>>
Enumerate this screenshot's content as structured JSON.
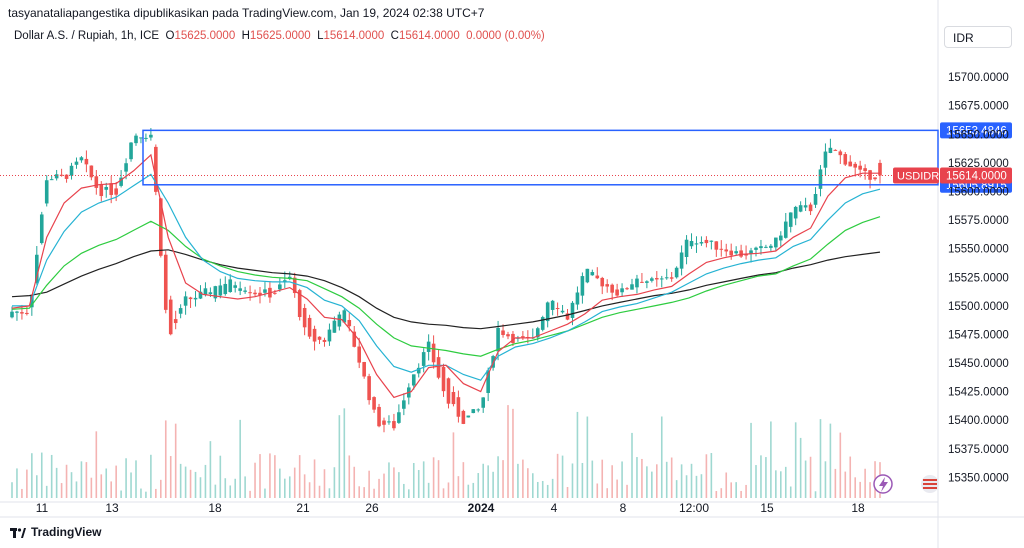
{
  "header": {
    "attribution": "tasyanataliapangestika dipublikasikan pada TradingView.com, Jan 19, 2024 02:38 UTC+7",
    "symbol": "Dollar A.S. / Rupiah, 1h, ICE",
    "o_label": "O",
    "o_value": "15625.0000",
    "h_label": "H",
    "h_value": "15625.0000",
    "l_label": "L",
    "l_value": "15614.0000",
    "c_label": "C",
    "c_value": "15614.0000",
    "change": "0.0000 (0.00%)"
  },
  "currency_button": "IDR",
  "footer": {
    "brand": "TradingView"
  },
  "colors": {
    "up": "#22a69a",
    "down": "#ef5350",
    "ema_fast": "#e8434d",
    "ema_mid": "#26b3d3",
    "ema_slow": "#2ecc40",
    "ema_long": "#222222",
    "level": "#2962ff"
  },
  "chart_data": {
    "type": "candlestick",
    "ylim": [
      15332,
      15722
    ],
    "y_ticks": [
      15350,
      15375,
      15400,
      15425,
      15450,
      15475,
      15500,
      15525,
      15550,
      15575,
      15600,
      15625,
      15650,
      15675,
      15700
    ],
    "y_tick_labels": [
      "15350.0000",
      "15375.0000",
      "15400.0000",
      "15425.0000",
      "15450.0000",
      "15475.0000",
      "15500.0000",
      "15525.0000",
      "15550.0000",
      "15575.0000",
      "15600.0000",
      "15625.0000",
      "15650.0000",
      "15675.0000",
      "15700.0000"
    ],
    "x_ticks": [
      {
        "label": "11",
        "bold": false
      },
      {
        "label": "13",
        "bold": false
      },
      {
        "label": "18",
        "bold": false
      },
      {
        "label": "21",
        "bold": false
      },
      {
        "label": "26",
        "bold": false
      },
      {
        "label": "2024",
        "bold": true
      },
      {
        "label": "4",
        "bold": false
      },
      {
        "label": "8",
        "bold": false
      },
      {
        "label": "12:00",
        "bold": false
      },
      {
        "label": "15",
        "bold": false
      },
      {
        "label": "18",
        "bold": false
      }
    ],
    "levels": [
      {
        "value": 15653.4846,
        "label": "15653.4846"
      },
      {
        "value": 15605.8915,
        "label": "15605.8915"
      }
    ],
    "last_price": {
      "symbol": "USDIDR",
      "value": 15614.0,
      "label": "15614.0000"
    },
    "key_points": [
      [
        15490,
        15495
      ],
      [
        15496,
        15495
      ],
      [
        15612,
        15612
      ],
      [
        15614,
        15612
      ],
      [
        15630,
        15628
      ],
      [
        15613,
        15600
      ],
      [
        15616,
        15600
      ],
      [
        15640,
        15650
      ],
      [
        15648,
        15650
      ],
      [
        15530,
        15470
      ],
      [
        15505,
        15505
      ],
      [
        15505,
        15510
      ],
      [
        15490,
        15520
      ],
      [
        15500,
        15520
      ],
      [
        15512,
        15512
      ],
      [
        15520,
        15510
      ],
      [
        15526,
        15525
      ],
      [
        15515,
        15470
      ],
      [
        15470,
        15470
      ],
      [
        15470,
        15500
      ],
      [
        15465,
        15452
      ],
      [
        15420,
        15398
      ],
      [
        15400,
        15395
      ],
      [
        15430,
        15438
      ],
      [
        15460,
        15465
      ],
      [
        15470,
        15418
      ],
      [
        15420,
        15400
      ],
      [
        15405,
        15410
      ],
      [
        15470,
        15480
      ],
      [
        15482,
        15470
      ],
      [
        15470,
        15470
      ],
      [
        15480,
        15510
      ],
      [
        15488,
        15490
      ],
      [
        15505,
        15530
      ],
      [
        15525,
        15520
      ],
      [
        15520,
        15510
      ],
      [
        15510,
        15525
      ],
      [
        15525,
        15520
      ],
      [
        15525,
        15525
      ],
      [
        15535,
        15560
      ],
      [
        15562,
        15555
      ],
      [
        15550,
        15550
      ],
      [
        15550,
        15545
      ],
      [
        15550,
        15548
      ],
      [
        15548,
        15556
      ],
      [
        15560,
        15585
      ],
      [
        15590,
        15585
      ],
      [
        15630,
        15640
      ],
      [
        15635,
        15627
      ],
      [
        15625,
        15614
      ],
      [
        15614,
        15614
      ]
    ],
    "ema_fast": [
      15498,
      15500,
      15560,
      15590,
      15603,
      15606,
      15607,
      15618,
      15632,
      15560,
      15520,
      15510,
      15508,
      15506,
      15508,
      15512,
      15516,
      15506,
      15490,
      15488,
      15470,
      15440,
      15420,
      15425,
      15446,
      15448,
      15432,
      15425,
      15460,
      15472,
      15472,
      15478,
      15484,
      15493,
      15505,
      15508,
      15510,
      15514,
      15517,
      15528,
      15538,
      15542,
      15545,
      15546,
      15548,
      15560,
      15568,
      15596,
      15612,
      15616,
      15616
    ],
    "ema_mid": [
      15500,
      15500,
      15540,
      15565,
      15582,
      15590,
      15595,
      15605,
      15615,
      15590,
      15560,
      15540,
      15530,
      15524,
      15522,
      15521,
      15521,
      15516,
      15505,
      15500,
      15487,
      15465,
      15447,
      15442,
      15448,
      15448,
      15440,
      15435,
      15456,
      15464,
      15467,
      15472,
      15478,
      15486,
      15495,
      15499,
      15502,
      15507,
      15512,
      15520,
      15528,
      15533,
      15537,
      15540,
      15542,
      15552,
      15558,
      15575,
      15590,
      15598,
      15602
    ],
    "ema_slow": [
      15497,
      15498,
      15518,
      15535,
      15546,
      15553,
      15558,
      15566,
      15574,
      15566,
      15552,
      15541,
      15535,
      15530,
      15527,
      15525,
      15524,
      15522,
      15515,
      15508,
      15498,
      15484,
      15472,
      15465,
      15463,
      15461,
      15458,
      15456,
      15462,
      15467,
      15470,
      15474,
      15478,
      15484,
      15490,
      15494,
      15497,
      15500,
      15503,
      15507,
      15513,
      15518,
      15522,
      15526,
      15528,
      15535,
      15541,
      15554,
      15566,
      15573,
      15578
    ],
    "ema_long": [
      15508,
      15509,
      15512,
      15519,
      15526,
      15532,
      15537,
      15543,
      15548,
      15549,
      15545,
      15540,
      15536,
      15533,
      15531,
      15529,
      15528,
      15526,
      15522,
      15516,
      15508,
      15498,
      15490,
      15486,
      15484,
      15483,
      15481,
      15480,
      15482,
      15484,
      15486,
      15489,
      15492,
      15496,
      15500,
      15503,
      15506,
      15509,
      15511,
      15514,
      15518,
      15521,
      15524,
      15527,
      15529,
      15533,
      15536,
      15540,
      15543,
      15545,
      15547
    ]
  }
}
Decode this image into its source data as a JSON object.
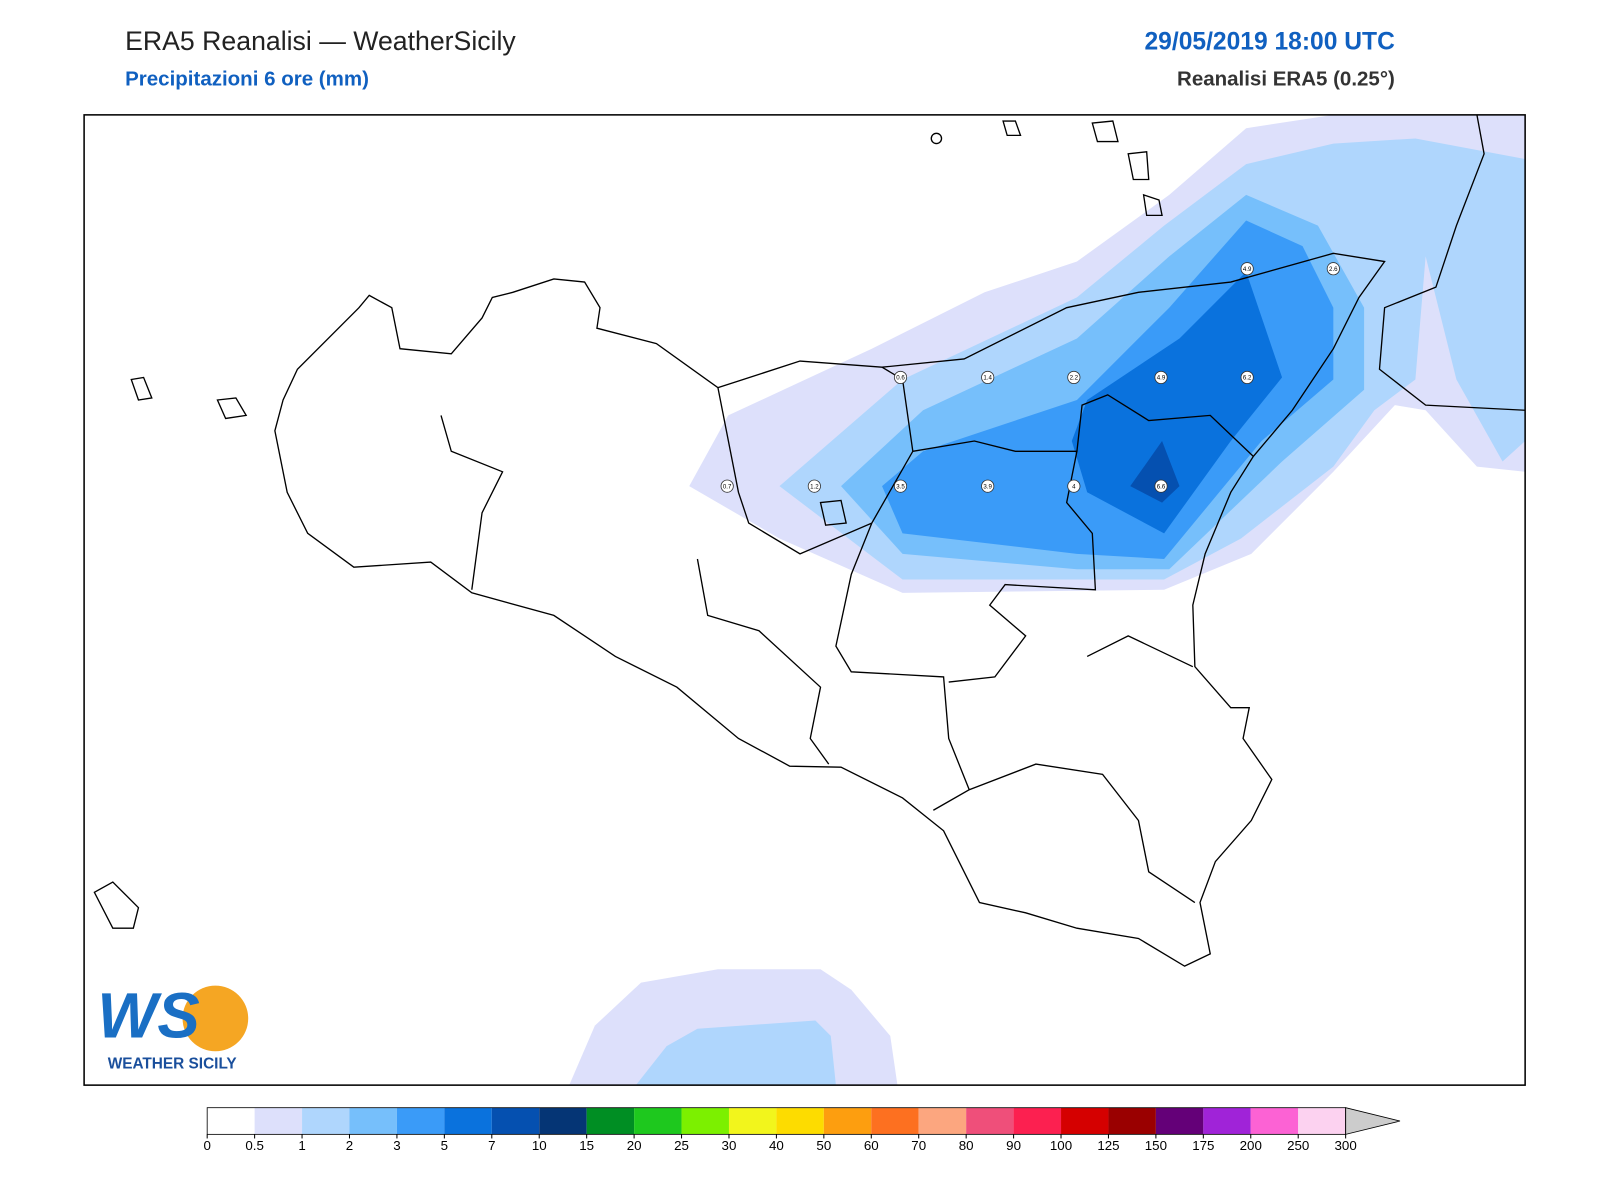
{
  "header": {
    "title": "ERA5 Reanalisi — WeatherSicily",
    "subtitle": "Precipitazioni 6 ore (mm)",
    "datetime": "29/05/2019 18:00 UTC",
    "source": "Reanalisi ERA5 (0.25°)"
  },
  "stations": {
    "values": [
      0.6,
      1.4,
      2.2,
      4.9,
      6.2,
      4.9,
      2.6,
      0.7,
      1.2,
      3.5,
      3.9,
      4.0,
      6.6
    ]
  },
  "colorbar": {
    "ticks": [
      0,
      0.5,
      1,
      2,
      3,
      5,
      7,
      10,
      15,
      20,
      25,
      30,
      40,
      50,
      60,
      70,
      80,
      90,
      100,
      125,
      150,
      175,
      200,
      250,
      300
    ],
    "colors": [
      "#ffffff",
      "#dde0fb",
      "#afd6fd",
      "#76bffb",
      "#3a9bf8",
      "#0a72dd",
      "#0550b0",
      "#053575",
      "#008e23",
      "#1ec81e",
      "#7cf000",
      "#f2f51c",
      "#fddc00",
      "#fd9e0f",
      "#fd7020",
      "#fca67f",
      "#ef4f7a",
      "#fc2050",
      "#d50000",
      "#9a0000",
      "#640078",
      "#a023d8",
      "#fc62d4",
      "#fcd2f0"
    ],
    "extend_color": "#cccccc"
  },
  "logo": {
    "mark": "WS",
    "text": "WEATHER SICILY"
  }
}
<<
* [Short problem]
Omit the pictures and please write out exactly the lines between the one containing "Decode this image" and the last line of the entries, both included.

* [Task response]
Decode this image into its source data as a JSON object.
{
  "header": {
    "title": "ERA5 Reanalisi — WeatherSicily",
    "subtitle": "Precipitazioni 6 ore (mm)",
    "datetime": "29/05/2019 18:00 UTC",
    "source": "Reanalisi ERA5 (0.25°)"
  },
  "stations": {
    "values": [
      0.6,
      1.4,
      2.2,
      4.9,
      6.2,
      4.9,
      2.6,
      0.7,
      1.2,
      3.5,
      3.9,
      4.0,
      6.6
    ]
  },
  "colorbar": {
    "ticks": [
      0,
      0.5,
      1,
      2,
      3,
      5,
      7,
      10,
      15,
      20,
      25,
      30,
      40,
      50,
      60,
      70,
      80,
      90,
      100,
      125,
      150,
      175,
      200,
      250,
      300
    ],
    "colors": [
      "#ffffff",
      "#dde0fb",
      "#afd6fd",
      "#76bffb",
      "#3a9bf8",
      "#0a72dd",
      "#0550b0",
      "#053575",
      "#008e23",
      "#1ec81e",
      "#7cf000",
      "#f2f51c",
      "#fddc00",
      "#fd9e0f",
      "#fd7020",
      "#fca67f",
      "#ef4f7a",
      "#fc2050",
      "#d50000",
      "#9a0000",
      "#640078",
      "#a023d8",
      "#fc62d4",
      "#fcd2f0"
    ],
    "extend_color": "#cccccc"
  },
  "logo": {
    "mark": "WS",
    "text": "WEATHER SICILY"
  }
}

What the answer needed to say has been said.